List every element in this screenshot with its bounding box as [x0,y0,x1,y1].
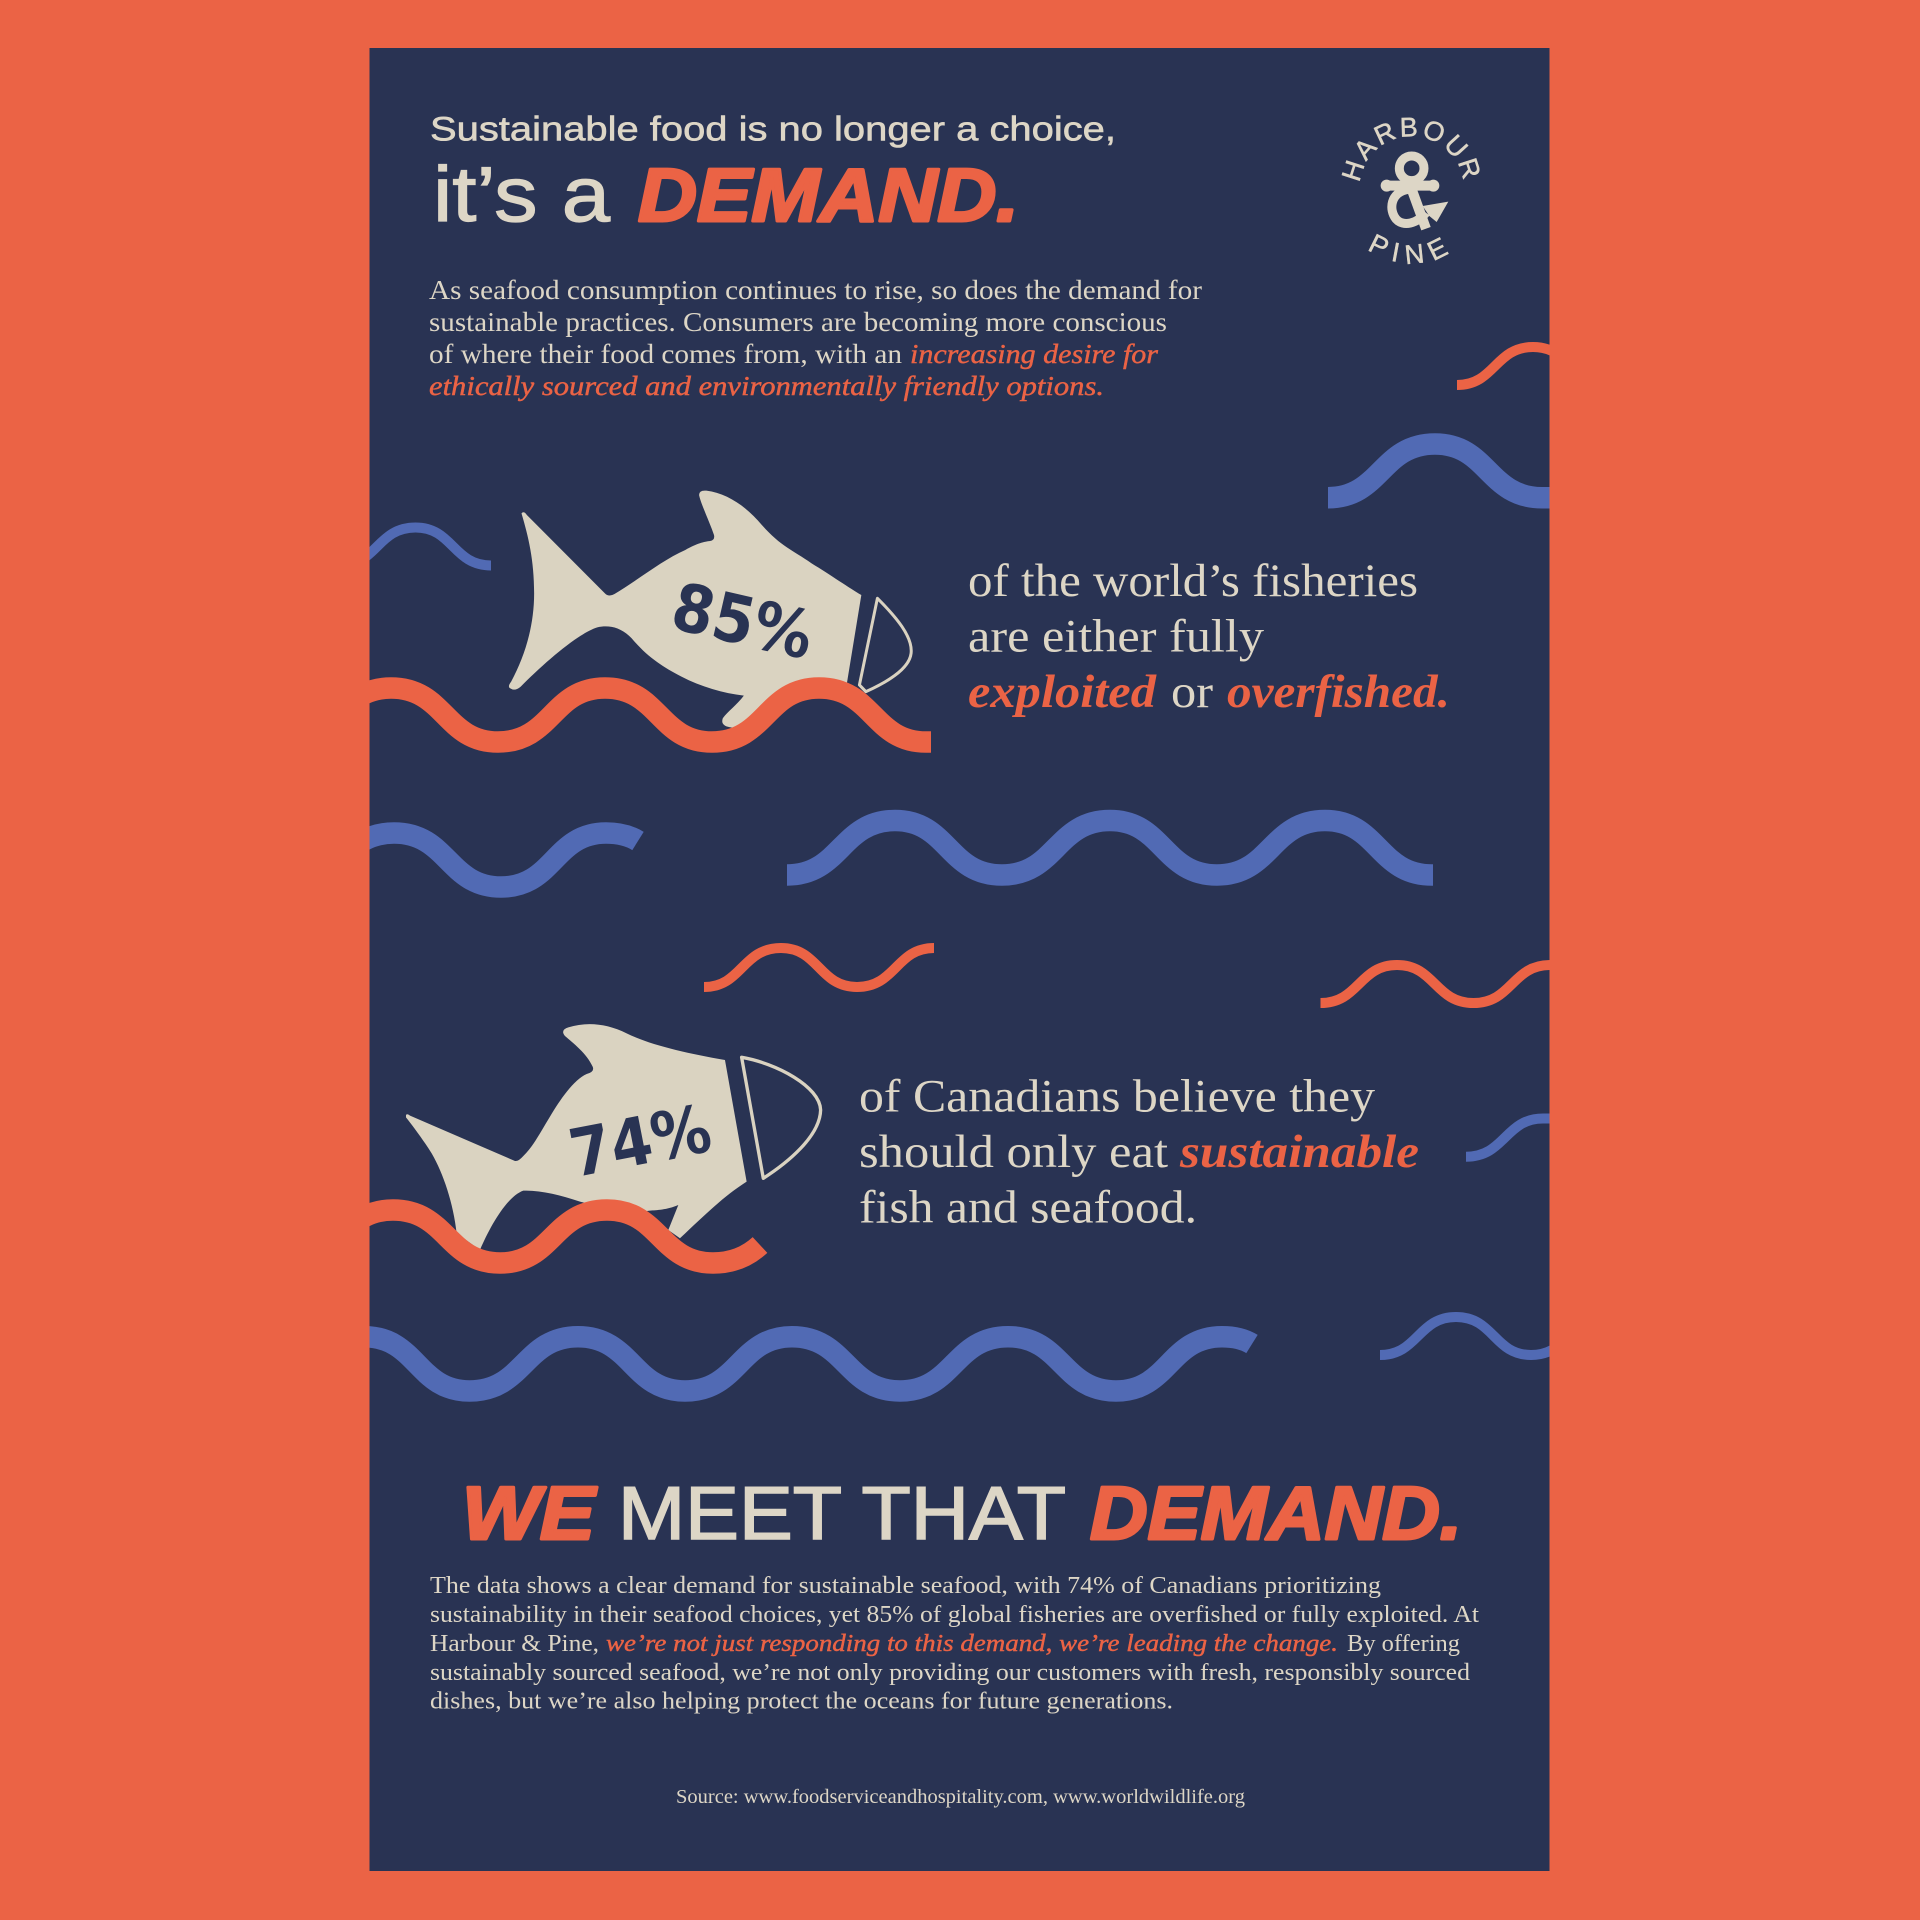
closing text block: By offering [1347,1630,1460,1657]
fish head outline [859,598,911,692]
wave: coral under fish 85% [284,688,931,742]
wave: blue row right [787,820,1433,875]
wave: blue small bottom right [1380,1317,1607,1355]
title: it’s a [433,150,611,238]
wave: coral under fish 74% [286,1210,760,1263]
stat text: 85%: exploited [968,666,1158,718]
closing text block: Harbour & Pine, [430,1630,599,1657]
stat text: 74%: of Canadians believe they [859,1070,1376,1122]
logo: Harbour & Pine [1342,118,1480,264]
heading: we meet that demand: MEET THAT [618,1471,1066,1555]
stat text: 74%: sustainable [1179,1126,1419,1178]
fish 85% [509,491,911,728]
intro text block [429,274,1202,401]
source line: Source: www.foodserviceandhospitality.com, www.worldwildlife.org [676,1787,1245,1808]
logo text: Harbour: HARBOUR [1342,118,1480,181]
heading: we meet that demand: WE [462,1471,597,1555]
wave: blue big bottom [364,1337,1252,1391]
title [431,115,1113,223]
fish body [406,1024,747,1250]
closing text block: we’re not just responding to this demand, we’re leading the change. [606,1630,1338,1657]
title: DEMAND. [638,153,1019,237]
stat text: 85%: overfished. [1227,666,1450,718]
intro text block: of where their food comes from, with an [429,338,902,369]
stat 85%: 85% [665,568,821,675]
closing text block: sustainably sourced seafood, we’re not only providing our customers with fresh, responsibly sourced [430,1659,1470,1686]
heading: we meet that demand [466,1486,1457,1541]
intro text block: As seafood consumption continues to rise, so does the demand for [429,274,1202,305]
stat text: 74%: fish and seafood. [859,1182,1197,1234]
wave: blue row left [286,833,638,887]
panel: poster [370,48,1550,1871]
wave: coral small right [1320,965,1550,1003]
closing text block [430,1572,1479,1714]
intro text block: increasing desire for [910,338,1158,369]
wave: top right coral [1457,342,1550,390]
heading: we meet that demand: DEMAND. [1090,1471,1462,1555]
logo text: Pine: PINE [1368,234,1449,264]
title: Sustainable food is no longer a choice, [430,110,1116,148]
fish head outline [742,1057,821,1178]
closing text block: sustainability in their seafood choices, yet 85% of global fisheries are overfished or fully exploited. At [430,1601,1479,1628]
stat text: 85% [968,555,1450,718]
stat text: 74% [860,1078,1418,1223]
closing text block: The data shows a clear demand for sustainable seafood, with 74% of Canadians prioritizing [430,1572,1381,1599]
intro text block: ethically sourced and environmentally friendly options. [429,370,1104,401]
closing text block: dishes, but we’re also helping protect the oceans for future generations. [430,1688,1173,1714]
intro text block: sustainable practices. Consumers are becoming more conscious [429,306,1167,337]
fish body [509,491,861,728]
wave: top right blue [1328,444,1560,498]
wave: coral small centre [704,948,934,987]
wave: left small blue [340,528,491,566]
stat text: 85%: are either fully [968,610,1265,662]
stat 74%: 74% [563,1090,717,1193]
icon: anchor ampersand [1381,156,1448,229]
wave: blue right small middle [1466,1118,1560,1157]
fish 74% [406,1024,821,1250]
stat text: 74%: should only eat [859,1126,1168,1178]
stat text: 85%: or [1171,666,1213,718]
stat text: 85%: of the world’s fisheries [968,555,1418,607]
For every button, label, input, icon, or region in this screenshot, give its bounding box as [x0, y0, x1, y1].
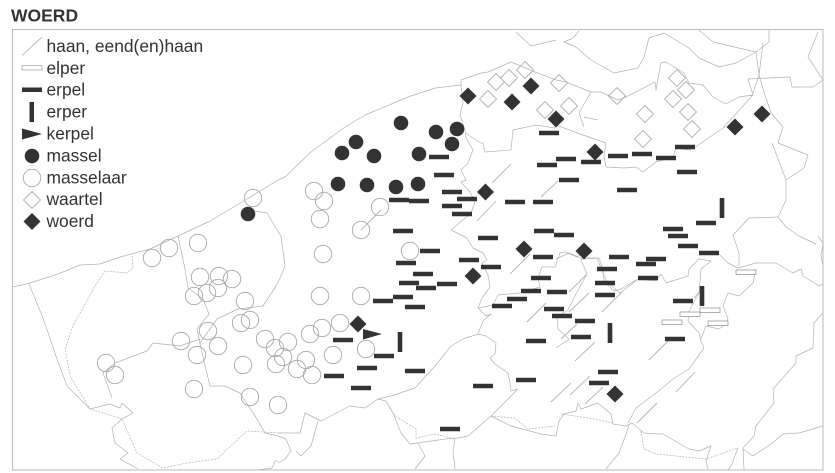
- symbols: masselaar open circles: [97, 182, 419, 414]
- legend item: erper: [30, 102, 87, 122]
- legend item: massel: massel: [46, 145, 102, 165]
- legend item: woerd: [24, 211, 94, 231]
- legend item: kerpel: [22, 124, 94, 144]
- legend item: waartel: waartel: [46, 189, 103, 209]
- legend item: elper: [22, 58, 85, 78]
- symbols: woerd filled diamonds: [350, 78, 770, 402]
- symbols: haan, eend(en)haan lines: [361, 164, 700, 423]
- symbols: erper vertical bars: [400, 198, 722, 352]
- symbols: waartel open diamonds: [480, 62, 700, 148]
- legend item: elper: elper: [46, 58, 85, 78]
- legend item: erpel: [22, 80, 85, 100]
- legend item: masselaar: masselaar: [46, 167, 127, 187]
- legend item: haan, eend(en)haan: haan, eend(en)haan: [46, 36, 203, 56]
- legend item: erpel: erpel: [46, 80, 85, 100]
- symbol: kerpel triangle: [363, 329, 382, 340]
- legend: [22, 36, 203, 231]
- legend item: woerd: woerd: [46, 211, 94, 231]
- legend item: kerpel: kerpel: [46, 124, 94, 144]
- legend item: erper: erper: [46, 102, 87, 122]
- symbols: massel filled circles: [241, 116, 464, 221]
- title: WOERD: [11, 6, 78, 26]
- symbols: erpel horizontal bars: [324, 133, 719, 429]
- symbols: elper open bars: [662, 270, 756, 326]
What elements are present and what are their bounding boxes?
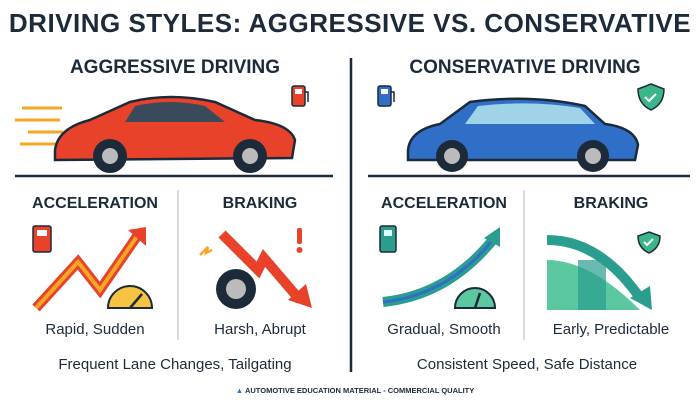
label: acceleration (aggressive): ACCELERATION [32, 195, 158, 212]
chart: conservative braking [547, 232, 660, 310]
label: acceleration (conservative): ACCELERATION [381, 195, 507, 212]
footer: ▲ AUTOMOTIVE EDUCATION MATERIAL - COMMERCIAL QUALITY [236, 386, 474, 395]
summary: conservative: Consistent Speed, Safe Distance [417, 356, 637, 373]
icon: fuel pump blue [378, 86, 394, 106]
icon: red sports car [15, 97, 295, 173]
summary: aggressive: Frequent Lane Changes, Tailgating [58, 356, 292, 373]
label: braking (aggressive): BRAKING [223, 195, 297, 212]
heading: aggressive driving: AGGRESSIVE DRIVING [70, 57, 280, 78]
chart: aggressive acceleration zigzag [33, 226, 152, 308]
caption: gradual smooth: Gradual, Smooth [387, 321, 501, 338]
icon: green shield [638, 84, 664, 110]
icon: fuel pump red [292, 86, 308, 106]
chart: aggressive braking [200, 228, 312, 309]
heading: conservative driving: CONSERVATIVE DRIVING [409, 57, 641, 78]
chart: conservative acceleration curve [380, 226, 500, 308]
caption: rapid sudden: Rapid, Sudden [45, 321, 145, 338]
icon: blue sedan [408, 99, 638, 172]
caption: harsh abrupt: Harsh, Abrupt [214, 321, 306, 338]
title: DRIVING STYLES: AGGRESSIVE VS. CONSERVATIVE [9, 8, 691, 38]
label: braking (conservative): BRAKING [574, 195, 648, 212]
caption: early predictable: Early, Predictable [553, 321, 669, 338]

====================

Written instruction
Convert every item above into a numbered list with one line per entry, leaving out blank lines and the pictures.

Full solution
1. List every element in this screenshot with its bounding box as [x0,y0,x1,y1].
2. closing text block: By offering [1347,1630,1460,1657]
3. fish head outline [859,598,911,692]
4. wave: coral under fish 85% [284,688,931,742]
5. wave: blue row right [787,820,1433,875]
6. wave: blue small bottom right [1380,1317,1607,1355]
7. title: it’s a [433,150,611,238]
8. wave: coral under fish 74% [286,1210,760,1263]
9. stat text: 85%: exploited [968,666,1158,718]
10. closing text block: Harbour & Pine, [430,1630,599,1657]
11. stat text: 74%: of Canadians believe they [859,1070,1376,1122]
12. logo: Harbour & Pine [1342,118,1480,264]
13. heading: we meet that demand: MEET THAT [618,1471,1066,1555]
14. stat text: 74%: sustainable [1179,1126,1419,1178]
15. fish 85% [509,491,911,728]
16. intro text block [429,274,1202,401]
17. source line: Source: www.foodserviceandhospitality.com, www.worldwildlife.org [676,1787,1245,1808]
18. logo text: Harbour: HARBOUR [1342,118,1480,181]
19. heading: we meet that demand: WE [462,1471,597,1555]
20. wave: blue big bottom [364,1337,1252,1391]
21. title [431,115,1113,223]
22. fish body [406,1024,747,1250]
23. closing text block: we’re not just responding to this demand, we’re leading the change. [606,1630,1338,1657]
24. title: DEMAND. [638,153,1019,237]
25. stat text: 85%: overfished. [1227,666,1450,718]
26. intro text block: of where their food comes from, with an [429,338,902,369]
27. stat 85%: 85% [665,568,821,675]
28. closing text block: sustainably sourced seafood, we’re not only providing our customers with fresh, responsibly sourced [430,1659,1470,1686]
29. heading: we meet that demand [466,1486,1457,1541]
30. intro text block: As seafood consumption continues to rise, so does the demand for [429,274,1202,305]
31. stat text: 74%: fish and seafood. [859,1182,1197,1234]
32. wave: blue row left [286,833,638,887]
33. panel: poster [370,48,1550,1871]
34. wave: coral small right [1320,965,1550,1003]
35. closing text block [430,1572,1479,1714]
36. intro text block: increasing desire for [910,338,1158,369]
37. wave: top right coral [1457,342,1550,390]
38. heading: we meet that demand: DEMAND. [1090,1471,1462,1555]
39. logo text: Pine: PINE [1368,234,1449,264]
40. title: Sustainable food is no longer a choice, [430,110,1116,148]
41. fish head outline [742,1057,821,1178]
42. closing text block: sustainability in their seafood choices, yet 85% of global fisheries are overfished or fully exploited. At [430,1601,1479,1628]
43. stat text: 85% [968,555,1450,718]
44. stat text: 74% [860,1078,1418,1223]
45. closing text block: The data shows a clear demand for sustainable seafood, with 74% of Canadians prioritizing [430,1572,1381,1599]
46. intro text block: ethically sourced and environmentally friendly options. [429,370,1104,401]
47. closing text block: dishes, but we’re also helping protect the oceans for future generations. [430,1688,1173,1714]
48. intro text block: sustainable practices. Consumers are becoming more conscious [429,306,1167,337]
49. fish body [509,491,861,728]
50. wave: top right blue [1328,444,1560,498]
51. wave: coral small centre [704,948,934,987]
52. wave: left small blue [340,528,491,566]
53. stat text: 85%: are either fully [968,610,1265,662]
54. stat 74%: 74% [563,1090,717,1193]
55. icon: anchor ampersand [1381,156,1448,229]
56. wave: blue right small middle [1466,1118,1560,1157]
57. fish 74% [406,1024,821,1250]
58. stat text: 74%: should only eat [859,1126,1168,1178]
59. stat text: 85%: or [1171,666,1213,718]
60. stat text: 85%: of the world’s fisheries [968,555,1418,607]
61. For every button, label, input, icon, or region in this screenshot, give its bounding box as [x0, y0, x1, y1].
62. - symbols: masselaar open circles: [97, 182, 419, 414]
63. - legend item: erper: [30, 102, 87, 122]
64. - legend item: massel: massel: [46, 145, 102, 165]
65. - legend item: woerd: [24, 211, 94, 231]
66. - legend item: kerpel: [22, 124, 94, 144]
67. - legend item: waartel: waartel: [46, 189, 103, 209]
68. - legend item: elper: [22, 58, 85, 78]
69. - symbols: woerd filled diamonds: [350, 78, 770, 402]
70. - symbols: haan, eend(en)haan lines: [361, 164, 700, 423]
71. - symbols: erper vertical bars: [400, 198, 722, 352]
72. - symbols: waartel open diamonds: [480, 62, 700, 148]
73. - legend item: elper: elper: [46, 58, 85, 78]
74. - legend item: erpel: [22, 80, 85, 100]
75. - legend item: masselaar: masselaar: [46, 167, 127, 187]
76. - legend item: haan, eend(en)haan: haan, eend(en)haan: [46, 36, 203, 56]
77. - legend item: erpel: erpel: [46, 80, 85, 100]
78. - symbol: kerpel triangle: [363, 329, 382, 340]
79. - legend: [22, 36, 203, 231]
80. - legend item: woerd: woerd: [46, 211, 94, 231]
81. - legend item: kerpel: kerpel: [46, 124, 94, 144]
82. - legend item: erper: erper: [46, 102, 87, 122]
83. - symbols: massel filled circles: [241, 116, 464, 221]
84. - title: WOERD: [11, 6, 78, 26]
85. - symbols: erpel horizontal bars: [324, 133, 719, 429]
86. - symbols: elper open bars: [662, 270, 756, 326]
87. What elements are present and what are their bounding boxes?
88. label: acceleration (aggressive): ACCELERATION [32, 195, 158, 212]
89. chart: conservative braking [547, 232, 660, 310]
90. label: acceleration (conservative): ACCELERATION [381, 195, 507, 212]
91. footer: ▲ AUTOMOTIVE EDUCATION MATERIAL - COMMERCIAL QUALITY [236, 386, 474, 395]
92. summary: conservative: Consistent Speed, Safe Distance [417, 356, 637, 373]
93. icon: fuel pump blue [378, 86, 394, 106]
94. icon: red sports car [15, 97, 295, 173]
95. summary: aggressive: Frequent Lane Changes, Tailgating [58, 356, 292, 373]
96. label: braking (aggressive): BRAKING [223, 195, 297, 212]
97. heading: aggressive driving: AGGRESSIVE DRIVING [70, 57, 280, 78]
98. chart: aggressive acceleration zigzag [33, 226, 152, 308]
99. caption: gradual smooth: Gradual, Smooth [387, 321, 501, 338]
100. icon: green shield [638, 84, 664, 110]
101. icon: fuel pump red [292, 86, 308, 106]
102. chart: aggressive braking [200, 228, 312, 309]
103. heading: conservative driving: CONSERVATIVE DRIVING [409, 57, 641, 78]
104. chart: conservative acceleration curve [380, 226, 500, 308]
105. caption: rapid sudden: Rapid, Sudden [45, 321, 145, 338]
106. icon: blue sedan [408, 99, 638, 172]
107. caption: harsh abrupt: Harsh, Abrupt [214, 321, 306, 338]
108. title: DRIVING STYLES: AGGRESSIVE VS. CONSERVATIVE [9, 8, 691, 38]
109. label: braking (conservative): BRAKING [574, 195, 648, 212]
110. caption: early predictable: Early, Predictable [553, 321, 669, 338]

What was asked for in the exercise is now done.